SET PROBLEM: Will you extract the entries word for word? Images should not appear in the copy.

INFORMATION SUPPLIED:
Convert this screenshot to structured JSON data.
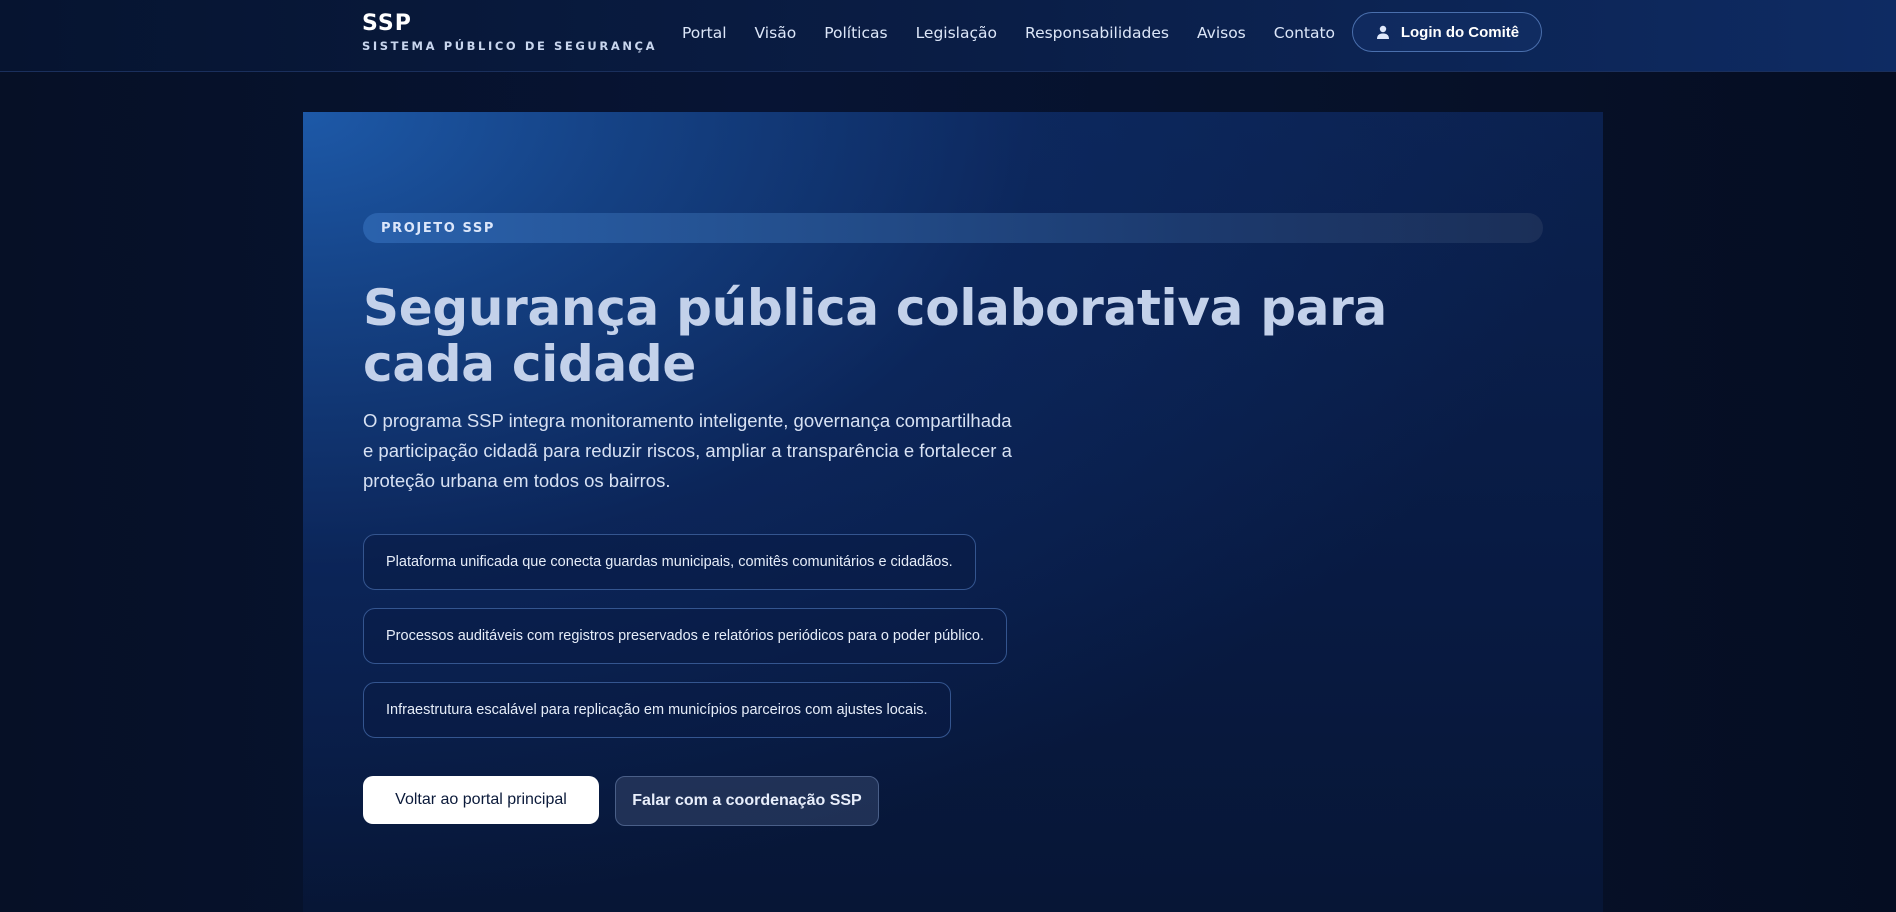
{
  "brand": {
    "title": "SSP",
    "subtitle": "SISTEMA PÚBLICO DE SEGURANÇA"
  },
  "nav": {
    "items": [
      {
        "label": "Portal"
      },
      {
        "label": "Visão"
      },
      {
        "label": "Políticas"
      },
      {
        "label": "Legislação"
      },
      {
        "label": "Responsabilidades"
      },
      {
        "label": "Avisos"
      },
      {
        "label": "Contato"
      }
    ],
    "login_label": "Login do Comitê",
    "login_icon": "user-icon"
  },
  "hero": {
    "eyebrow": "PROJETO SSP",
    "headline": "Segurança pública colaborativa para cada cidade",
    "lead": "O programa SSP integra monitoramento inteligente, governança compartilhada e participação cidadã para reduzir riscos, ampliar a transparência e fortalecer a proteção urbana em todos os bairros.",
    "features": [
      "Plataforma unificada que conecta guardas municipais, comitês comunitários e cidadãos.",
      "Processos auditáveis com registros preservados e relatórios periódicos para o poder público.",
      "Infraestrutura escalável para replicação em municípios parceiros com ajustes locais."
    ],
    "primary_cta": "Voltar ao portal principal",
    "secondary_cta": "Falar com a coordenação SSP"
  },
  "colors": {
    "background": "#07112b",
    "accent": "#1d59a8",
    "headline": "#c3d1ea"
  }
}
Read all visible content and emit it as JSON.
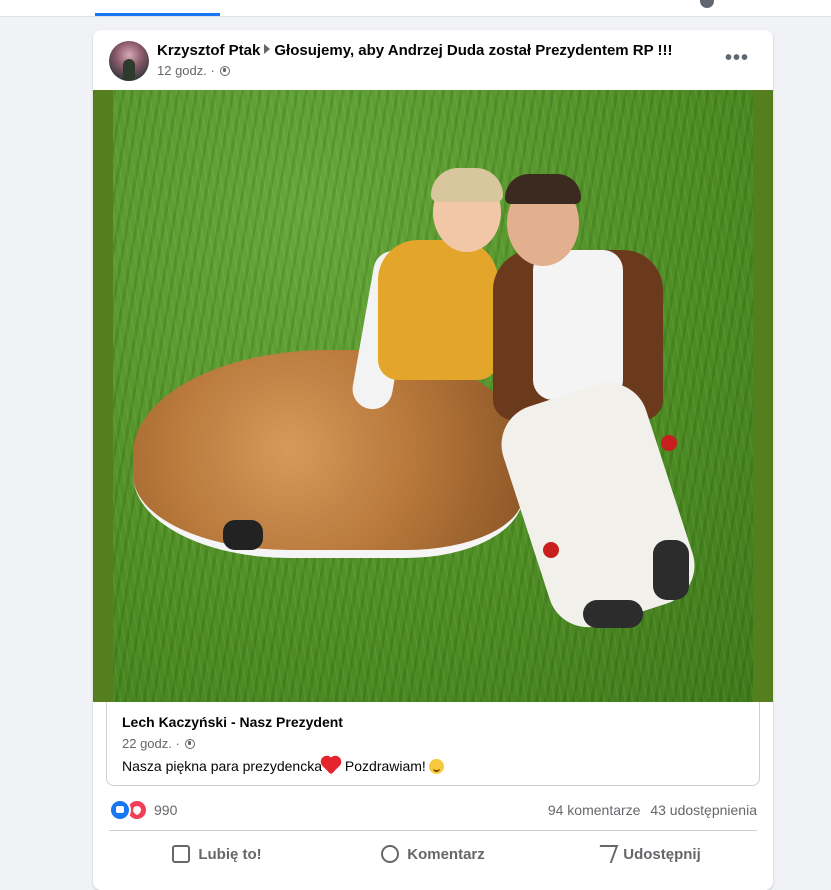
{
  "post": {
    "author": "Krzysztof Ptak",
    "group": "Głosujemy, aby Andrzej Duda został Prezydentem RP !!!",
    "time": "12 godz. ·",
    "more": "•••"
  },
  "shared_post": {
    "page_name": "Lech Kaczyński - Nasz Prezydent",
    "time": "22 godz. ·",
    "text_before": "Nasza piękna para prezydencka",
    "text_after": " Pozdrawiam!"
  },
  "engagement": {
    "reaction_count": "990",
    "comments": "94 komentarze",
    "shares": "43 udostępnienia"
  },
  "actions": {
    "like": "Lubię to!",
    "comment": "Komentarz",
    "share": "Udostępnij"
  },
  "colors": {
    "accent": "#1877f2",
    "love": "#f33e58"
  }
}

EXERCISE RESULT:
Convert this screenshot to structured JSON data.
{
  "brand": {
    "title": "SSP",
    "subtitle": "SISTEMA PÚBLICO DE SEGURANÇA"
  },
  "nav": {
    "items": [
      {
        "label": "Portal"
      },
      {
        "label": "Visão"
      },
      {
        "label": "Políticas"
      },
      {
        "label": "Legislação"
      },
      {
        "label": "Responsabilidades"
      },
      {
        "label": "Avisos"
      },
      {
        "label": "Contato"
      }
    ],
    "login_label": "Login do Comitê",
    "login_icon": "user-icon"
  },
  "hero": {
    "eyebrow": "PROJETO SSP",
    "headline": "Segurança pública colaborativa para cada cidade",
    "lead": "O programa SSP integra monitoramento inteligente, governança compartilhada e participação cidadã para reduzir riscos, ampliar a transparência e fortalecer a proteção urbana em todos os bairros.",
    "features": [
      "Plataforma unificada que conecta guardas municipais, comitês comunitários e cidadãos.",
      "Processos auditáveis com registros preservados e relatórios periódicos para o poder público.",
      "Infraestrutura escalável para replicação em municípios parceiros com ajustes locais."
    ],
    "primary_cta": "Voltar ao portal principal",
    "secondary_cta": "Falar com a coordenação SSP"
  },
  "colors": {
    "background": "#07112b",
    "accent": "#1d59a8",
    "headline": "#c3d1ea"
  }
}
Read all visible content and emit it as JSON.
{
  "post": {
    "author": "Krzysztof Ptak",
    "group": "Głosujemy, aby Andrzej Duda został Prezydentem RP !!!",
    "time": "12 godz. ·",
    "more": "•••"
  },
  "shared_post": {
    "page_name": "Lech Kaczyński - Nasz Prezydent",
    "time": "22 godz. ·",
    "text_before": "Nasza piękna para prezydencka",
    "text_after": " Pozdrawiam!"
  },
  "engagement": {
    "reaction_count": "990",
    "comments": "94 komentarze",
    "shares": "43 udostępnienia"
  },
  "actions": {
    "like": "Lubię to!",
    "comment": "Komentarz",
    "share": "Udostępnij"
  },
  "colors": {
    "accent": "#1877f2",
    "love": "#f33e58"
  }
}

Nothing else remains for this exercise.